Reproduce the listing below in full and without alteration, apart from its pictures.

Dataset entries
------------------------------

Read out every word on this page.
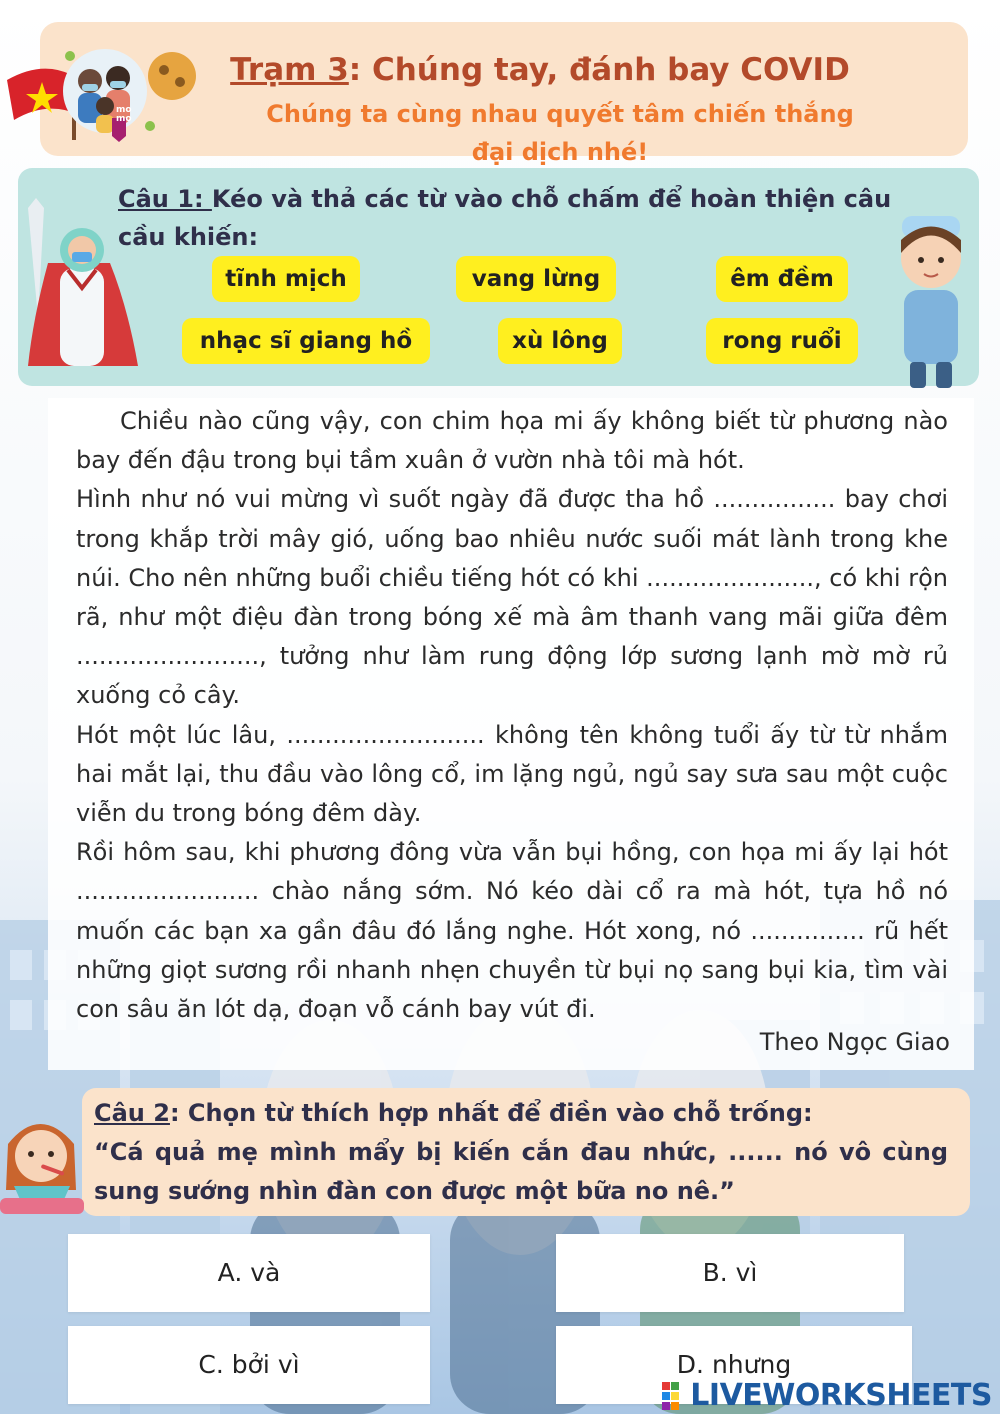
mo mo
Trạm 3: Chúng tay, đánh bay COVID
Chúng ta cùng nhau quyết tâm chiến thắng
đại dịch nhé!
Câu 1: Kéo và thả các từ vào chỗ chấm để hoàn thiện câu cầu khiến:
tĩnh mịch	vang lừng	êm đềm
nhạc sĩ giang hồ	xù lông	rong ruổi

Chiều nào cũng vậy, con chim họa mi ấy không biết từ phương nào bay đến đậu trong bụi tầm xuân ở vườn nhà tôi mà hót.

Hình như nó vui mừng vì suốt ngày đã được tha hồ ................ bay chơi trong khắp trời mây gió, uống bao nhiêu nước suối mát lành trong khe núi. Cho nên những buổi chiều tiếng hót có khi ......................, có khi rộn rã, như một điệu đàn trong bóng xế mà âm thanh vang mãi giữa đêm ........................, tưởng như làm rung động lớp sương lạnh mờ mờ rủ xuống cỏ cây.

Hót một lúc lâu, .......................... không tên không tuổi ấy từ từ nhắm hai mắt lại, thu đầu vào lông cổ, im lặng ngủ, ngủ say sưa sau một cuộc viễn du trong bóng đêm dày.

Rồi hôm sau, khi phương đông vừa vẫn bụi hồng, con họa mi ấy lại hót ........................ chào nắng sớm. Nó kéo dài cổ ra mà hót, tựa hồ nó muốn các bạn xa gần đâu đó lắng nghe. Hót xong, nó ............... rũ hết những giọt sương rồi nhanh nhẹn chuyền từ bụi nọ sang bụi kia, tìm vài con sâu ăn lót dạ, đoạn vỗ cánh bay vút đi.

Theo Ngọc Giao

Câu 2: Chọn từ thích hợp nhất để điền vào chỗ trống:

“Cá quả mẹ mình mẩy bị kiến cắn đau nhức, ...... nó vô cùng sung sướng nhìn đàn con được một bữa no nê.”

A. và	B. vì
C. bởi vì	D. nhưng
LIVEWORKSHEETS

------------------------------

Response below =>
Read out every word on this page.
mo mo
Trạm 3: Chúng tay, đánh bay COVID
Chúng ta cùng nhau quyết tâm chiến thắng
đại dịch nhé!
Câu 1: Kéo và thả các từ vào chỗ chấm để hoàn thiện câu cầu khiến:
tĩnh mịch	vang lừng	êm đềm
nhạc sĩ giang hồ	xù lông	rong ruổi

Chiều nào cũng vậy, con chim họa mi ấy không biết từ phương nào bay đến đậu trong bụi tầm xuân ở vườn nhà tôi mà hót.

Hình như nó vui mừng vì suốt ngày đã được tha hồ ................ bay chơi trong khắp trời mây gió, uống bao nhiêu nước suối mát lành trong khe núi. Cho nên những buổi chiều tiếng hót có khi ......................, có khi rộn rã, như một điệu đàn trong bóng xế mà âm thanh vang mãi giữa đêm ........................, tưởng như làm rung động lớp sương lạnh mờ mờ rủ xuống cỏ cây.

Hót một lúc lâu, .......................... không tên không tuổi ấy từ từ nhắm hai mắt lại, thu đầu vào lông cổ, im lặng ngủ, ngủ say sưa sau một cuộc viễn du trong bóng đêm dày.

Rồi hôm sau, khi phương đông vừa vẫn bụi hồng, con họa mi ấy lại hót ........................ chào nắng sớm. Nó kéo dài cổ ra mà hót, tựa hồ nó muốn các bạn xa gần đâu đó lắng nghe. Hót xong, nó ............... rũ hết những giọt sương rồi nhanh nhẹn chuyền từ bụi nọ sang bụi kia, tìm vài con sâu ăn lót dạ, đoạn vỗ cánh bay vút đi.

Theo Ngọc Giao

Câu 2: Chọn từ thích hợp nhất để điền vào chỗ trống:

“Cá quả mẹ mình mẩy bị kiến cắn đau nhức, ...... nó vô cùng sung sướng nhìn đàn con được một bữa no nê.”

A. và	B. vì
C. bởi vì	D. nhưng
LIVEWORKSHEETS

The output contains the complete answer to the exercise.